▶ _Exercise goal_
Select the lines that hold the word "separated" and copy each one.

[Dataset items]
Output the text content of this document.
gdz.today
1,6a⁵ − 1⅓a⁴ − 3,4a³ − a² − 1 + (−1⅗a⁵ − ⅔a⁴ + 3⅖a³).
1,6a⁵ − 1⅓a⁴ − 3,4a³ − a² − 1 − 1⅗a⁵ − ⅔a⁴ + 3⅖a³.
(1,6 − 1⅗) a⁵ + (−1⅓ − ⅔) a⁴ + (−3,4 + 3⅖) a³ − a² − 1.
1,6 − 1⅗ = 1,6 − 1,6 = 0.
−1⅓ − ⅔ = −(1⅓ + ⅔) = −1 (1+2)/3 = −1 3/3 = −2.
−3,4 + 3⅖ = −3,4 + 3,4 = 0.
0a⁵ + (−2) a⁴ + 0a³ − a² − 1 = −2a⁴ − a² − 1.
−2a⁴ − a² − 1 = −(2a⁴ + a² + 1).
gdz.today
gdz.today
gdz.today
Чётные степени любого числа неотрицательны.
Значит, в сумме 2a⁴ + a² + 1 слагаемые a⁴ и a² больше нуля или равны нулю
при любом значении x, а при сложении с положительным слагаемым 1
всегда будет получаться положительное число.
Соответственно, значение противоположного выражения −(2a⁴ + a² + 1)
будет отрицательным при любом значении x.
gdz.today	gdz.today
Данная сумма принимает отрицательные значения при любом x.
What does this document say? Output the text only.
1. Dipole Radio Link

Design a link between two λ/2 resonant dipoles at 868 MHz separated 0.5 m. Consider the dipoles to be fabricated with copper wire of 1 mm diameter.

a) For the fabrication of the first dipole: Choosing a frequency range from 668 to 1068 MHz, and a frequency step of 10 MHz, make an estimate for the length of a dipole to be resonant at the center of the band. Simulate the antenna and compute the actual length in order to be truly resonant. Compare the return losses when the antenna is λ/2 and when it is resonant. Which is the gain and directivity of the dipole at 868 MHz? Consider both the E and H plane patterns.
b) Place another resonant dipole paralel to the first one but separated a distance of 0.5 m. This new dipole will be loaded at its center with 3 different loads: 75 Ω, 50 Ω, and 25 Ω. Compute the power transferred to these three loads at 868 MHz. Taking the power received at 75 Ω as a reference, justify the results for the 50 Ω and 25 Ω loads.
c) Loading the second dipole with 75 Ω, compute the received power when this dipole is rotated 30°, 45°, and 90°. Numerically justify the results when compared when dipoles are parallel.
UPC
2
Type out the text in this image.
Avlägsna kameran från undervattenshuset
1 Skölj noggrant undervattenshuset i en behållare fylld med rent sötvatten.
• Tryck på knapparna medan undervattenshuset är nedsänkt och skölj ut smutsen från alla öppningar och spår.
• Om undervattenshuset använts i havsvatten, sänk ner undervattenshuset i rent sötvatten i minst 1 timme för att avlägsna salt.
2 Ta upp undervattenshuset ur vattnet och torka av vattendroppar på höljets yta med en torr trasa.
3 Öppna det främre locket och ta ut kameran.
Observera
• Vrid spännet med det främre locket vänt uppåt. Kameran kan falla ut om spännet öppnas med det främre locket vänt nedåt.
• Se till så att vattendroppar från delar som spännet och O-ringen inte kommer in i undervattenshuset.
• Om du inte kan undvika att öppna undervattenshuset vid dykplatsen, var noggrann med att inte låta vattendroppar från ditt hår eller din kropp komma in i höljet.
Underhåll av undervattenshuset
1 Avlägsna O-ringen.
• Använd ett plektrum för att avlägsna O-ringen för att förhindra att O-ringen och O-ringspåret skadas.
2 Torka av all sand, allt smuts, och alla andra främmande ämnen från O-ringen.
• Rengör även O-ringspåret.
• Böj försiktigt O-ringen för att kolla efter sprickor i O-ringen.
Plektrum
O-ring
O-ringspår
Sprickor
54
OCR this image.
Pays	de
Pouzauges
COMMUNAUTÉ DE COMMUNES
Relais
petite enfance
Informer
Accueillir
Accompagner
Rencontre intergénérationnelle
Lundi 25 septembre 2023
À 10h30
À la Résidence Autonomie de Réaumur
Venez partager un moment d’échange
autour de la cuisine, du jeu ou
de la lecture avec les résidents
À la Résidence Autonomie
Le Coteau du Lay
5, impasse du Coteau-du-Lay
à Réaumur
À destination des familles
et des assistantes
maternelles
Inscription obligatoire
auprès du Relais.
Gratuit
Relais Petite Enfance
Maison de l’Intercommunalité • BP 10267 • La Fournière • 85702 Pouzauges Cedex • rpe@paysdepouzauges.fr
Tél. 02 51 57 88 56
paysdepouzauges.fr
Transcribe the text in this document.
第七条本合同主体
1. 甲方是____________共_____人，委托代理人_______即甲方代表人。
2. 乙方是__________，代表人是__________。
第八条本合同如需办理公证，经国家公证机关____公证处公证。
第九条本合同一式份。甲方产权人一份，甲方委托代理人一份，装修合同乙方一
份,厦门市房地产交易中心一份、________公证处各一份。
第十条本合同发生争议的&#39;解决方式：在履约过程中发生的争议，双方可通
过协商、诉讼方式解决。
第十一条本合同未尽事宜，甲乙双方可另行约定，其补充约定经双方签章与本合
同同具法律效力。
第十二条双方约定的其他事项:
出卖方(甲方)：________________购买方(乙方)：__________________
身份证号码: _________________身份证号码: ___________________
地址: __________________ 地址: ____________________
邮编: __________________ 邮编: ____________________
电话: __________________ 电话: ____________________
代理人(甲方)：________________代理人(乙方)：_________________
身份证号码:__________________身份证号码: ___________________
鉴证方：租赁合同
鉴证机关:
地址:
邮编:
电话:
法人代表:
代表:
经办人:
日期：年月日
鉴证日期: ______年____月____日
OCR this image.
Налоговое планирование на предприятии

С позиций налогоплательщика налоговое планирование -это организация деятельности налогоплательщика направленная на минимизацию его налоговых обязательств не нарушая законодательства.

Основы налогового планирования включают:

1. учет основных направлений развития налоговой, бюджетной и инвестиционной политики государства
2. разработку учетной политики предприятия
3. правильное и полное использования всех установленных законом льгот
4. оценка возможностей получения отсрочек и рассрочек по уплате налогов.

▶ _Result for this task_
Design a link between two λ/2 resonant dipoles at 868 MHz separated 0.5 m. Consider the dipoles to be fabricated with copper wire of 1 mm diameter.
b) Place another resonant dipole paralel to the first one but separated a distance of 0.5 m. This new dipole will be loaded at its center with 3 different loads: 75 Ω, 50 Ω, and 25 Ω. Compute the power transferred to these three loads at 868 MHz. Taking the power received at 75 Ω as a reference, justify the results for the 50 Ω and 25 Ω loads.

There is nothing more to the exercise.